Material to process>
▬▬▬▬▬▬
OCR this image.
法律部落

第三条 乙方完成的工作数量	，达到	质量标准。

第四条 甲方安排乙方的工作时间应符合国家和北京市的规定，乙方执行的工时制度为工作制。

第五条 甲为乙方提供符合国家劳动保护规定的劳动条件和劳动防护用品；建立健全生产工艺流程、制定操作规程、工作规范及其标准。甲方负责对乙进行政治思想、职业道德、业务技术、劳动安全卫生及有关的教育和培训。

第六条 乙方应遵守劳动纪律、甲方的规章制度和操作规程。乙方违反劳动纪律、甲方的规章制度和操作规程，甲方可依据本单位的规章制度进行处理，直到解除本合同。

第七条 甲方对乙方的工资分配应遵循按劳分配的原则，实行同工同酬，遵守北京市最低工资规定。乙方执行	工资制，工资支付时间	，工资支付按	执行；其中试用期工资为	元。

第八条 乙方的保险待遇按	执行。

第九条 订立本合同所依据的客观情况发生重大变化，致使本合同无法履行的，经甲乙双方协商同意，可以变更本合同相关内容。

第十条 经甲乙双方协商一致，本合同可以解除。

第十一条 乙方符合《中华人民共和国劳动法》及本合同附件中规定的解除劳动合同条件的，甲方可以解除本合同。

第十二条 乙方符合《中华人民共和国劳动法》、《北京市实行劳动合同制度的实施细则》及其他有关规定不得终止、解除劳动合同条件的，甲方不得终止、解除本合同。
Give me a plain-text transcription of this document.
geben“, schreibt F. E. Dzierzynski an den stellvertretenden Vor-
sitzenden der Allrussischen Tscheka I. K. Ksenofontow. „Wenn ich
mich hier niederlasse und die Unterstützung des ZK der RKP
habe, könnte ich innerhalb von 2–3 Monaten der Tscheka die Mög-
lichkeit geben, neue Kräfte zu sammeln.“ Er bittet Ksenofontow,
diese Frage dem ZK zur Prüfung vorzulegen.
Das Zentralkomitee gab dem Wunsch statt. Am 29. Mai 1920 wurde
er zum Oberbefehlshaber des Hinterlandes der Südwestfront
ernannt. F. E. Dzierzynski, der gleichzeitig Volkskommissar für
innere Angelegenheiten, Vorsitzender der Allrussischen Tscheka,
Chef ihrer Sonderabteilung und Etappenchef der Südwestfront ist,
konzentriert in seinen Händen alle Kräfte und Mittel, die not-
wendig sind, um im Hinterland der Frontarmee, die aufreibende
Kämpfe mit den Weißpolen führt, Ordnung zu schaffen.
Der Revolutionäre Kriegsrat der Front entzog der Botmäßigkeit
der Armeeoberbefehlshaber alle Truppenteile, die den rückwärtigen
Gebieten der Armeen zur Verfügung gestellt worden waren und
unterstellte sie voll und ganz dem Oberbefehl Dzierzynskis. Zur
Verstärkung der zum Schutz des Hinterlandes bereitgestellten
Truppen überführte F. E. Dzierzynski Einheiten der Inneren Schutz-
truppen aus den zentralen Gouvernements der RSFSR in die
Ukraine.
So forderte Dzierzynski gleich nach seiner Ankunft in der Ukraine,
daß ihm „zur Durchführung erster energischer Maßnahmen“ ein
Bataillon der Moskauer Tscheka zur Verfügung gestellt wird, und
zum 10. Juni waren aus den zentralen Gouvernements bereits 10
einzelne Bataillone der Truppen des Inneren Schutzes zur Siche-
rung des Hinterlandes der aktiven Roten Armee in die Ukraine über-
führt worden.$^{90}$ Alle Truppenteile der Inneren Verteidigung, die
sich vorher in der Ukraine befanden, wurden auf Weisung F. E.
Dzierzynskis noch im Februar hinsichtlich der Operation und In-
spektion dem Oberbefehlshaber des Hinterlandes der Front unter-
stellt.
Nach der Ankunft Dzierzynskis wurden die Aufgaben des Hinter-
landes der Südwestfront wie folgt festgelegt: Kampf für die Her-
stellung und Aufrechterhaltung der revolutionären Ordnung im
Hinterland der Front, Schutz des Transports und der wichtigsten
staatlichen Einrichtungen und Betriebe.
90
▬▬▬▬▬▬
Problem statement> Extract all lines as given.

Solution to this task>
OCR this image.
法律部落

第三条 乙方完成的工作数量	，达到	质量标准。

第四条 甲方安排乙方的工作时间应符合国家和北京市的规定，乙方执行的工时制度为工作制。

第五条 甲为乙方提供符合国家劳动保护规定的劳动条件和劳动防护用品；建立健全生产工艺流程、制定操作规程、工作规范及其标准。甲方负责对乙进行政治思想、职业道德、业务技术、劳动安全卫生及有关的教育和培训。

第六条 乙方应遵守劳动纪律、甲方的规章制度和操作规程。乙方违反劳动纪律、甲方的规章制度和操作规程，甲方可依据本单位的规章制度进行处理，直到解除本合同。

第七条 甲方对乙方的工资分配应遵循按劳分配的原则，实行同工同酬，遵守北京市最低工资规定。乙方执行	工资制，工资支付时间	，工资支付按	执行；其中试用期工资为	元。

第八条 乙方的保险待遇按	执行。

第九条 订立本合同所依据的客观情况发生重大变化，致使本合同无法履行的，经甲乙双方协商同意，可以变更本合同相关内容。

第十条 经甲乙双方协商一致，本合同可以解除。

第十一条 乙方符合《中华人民共和国劳动法》及本合同附件中规定的解除劳动合同条件的，甲方可以解除本合同。

第十二条 乙方符合《中华人民共和国劳动法》、《北京市实行劳动合同制度的实施细则》及其他有关规定不得终止、解除劳动合同条件的，甲方不得终止、解除本合同。
Give me a plain-text transcription of this document.
geben“, schreibt F. E. Dzierzynski an den stellvertretenden Vor-
sitzenden der Allrussischen Tscheka I. K. Ksenofontow. „Wenn ich
mich hier niederlasse und die Unterstützung des ZK der RKP
habe, könnte ich innerhalb von 2–3 Monaten der Tscheka die Mög-
lichkeit geben, neue Kräfte zu sammeln.“ Er bittet Ksenofontow,
diese Frage dem ZK zur Prüfung vorzulegen.
Das Zentralkomitee gab dem Wunsch statt. Am 29. Mai 1920 wurde
er zum Oberbefehlshaber des Hinterlandes der Südwestfront
ernannt. F. E. Dzierzynski, der gleichzeitig Volkskommissar für
innere Angelegenheiten, Vorsitzender der Allrussischen Tscheka,
Chef ihrer Sonderabteilung und Etappenchef der Südwestfront ist,
konzentriert in seinen Händen alle Kräfte und Mittel, die not-
wendig sind, um im Hinterland der Frontarmee, die aufreibende
Kämpfe mit den Weißpolen führt, Ordnung zu schaffen.
Der Revolutionäre Kriegsrat der Front entzog der Botmäßigkeit
der Armeeoberbefehlshaber alle Truppenteile, die den rückwärtigen
Gebieten der Armeen zur Verfügung gestellt worden waren und
unterstellte sie voll und ganz dem Oberbefehl Dzierzynskis. Zur
Verstärkung der zum Schutz des Hinterlandes bereitgestellten
Truppen überführte F. E. Dzierzynski Einheiten der Inneren Schutz-
truppen aus den zentralen Gouvernements der RSFSR in die
Ukraine.
So forderte Dzierzynski gleich nach seiner Ankunft in der Ukraine,
daß ihm „zur Durchführung erster energischer Maßnahmen“ ein
Bataillon der Moskauer Tscheka zur Verfügung gestellt wird, und
zum 10. Juni waren aus den zentralen Gouvernements bereits 10
einzelne Bataillone der Truppen des Inneren Schutzes zur Siche-
rung des Hinterlandes der aktiven Roten Armee in die Ukraine über-
führt worden.$^{90}$ Alle Truppenteile der Inneren Verteidigung, die
sich vorher in der Ukraine befanden, wurden auf Weisung F. E.
Dzierzynskis noch im Februar hinsichtlich der Operation und In-
spektion dem Oberbefehlshaber des Hinterlandes der Front unter-
stellt.
Nach der Ankunft Dzierzynskis wurden die Aufgaben des Hinter-
landes der Südwestfront wie folgt festgelegt: Kampf für die Her-
stellung und Aufrechterhaltung der revolutionären Ordnung im
Hinterland der Front, Schutz des Transports und der wichtigsten
staatlichen Einrichtungen und Betriebe.
90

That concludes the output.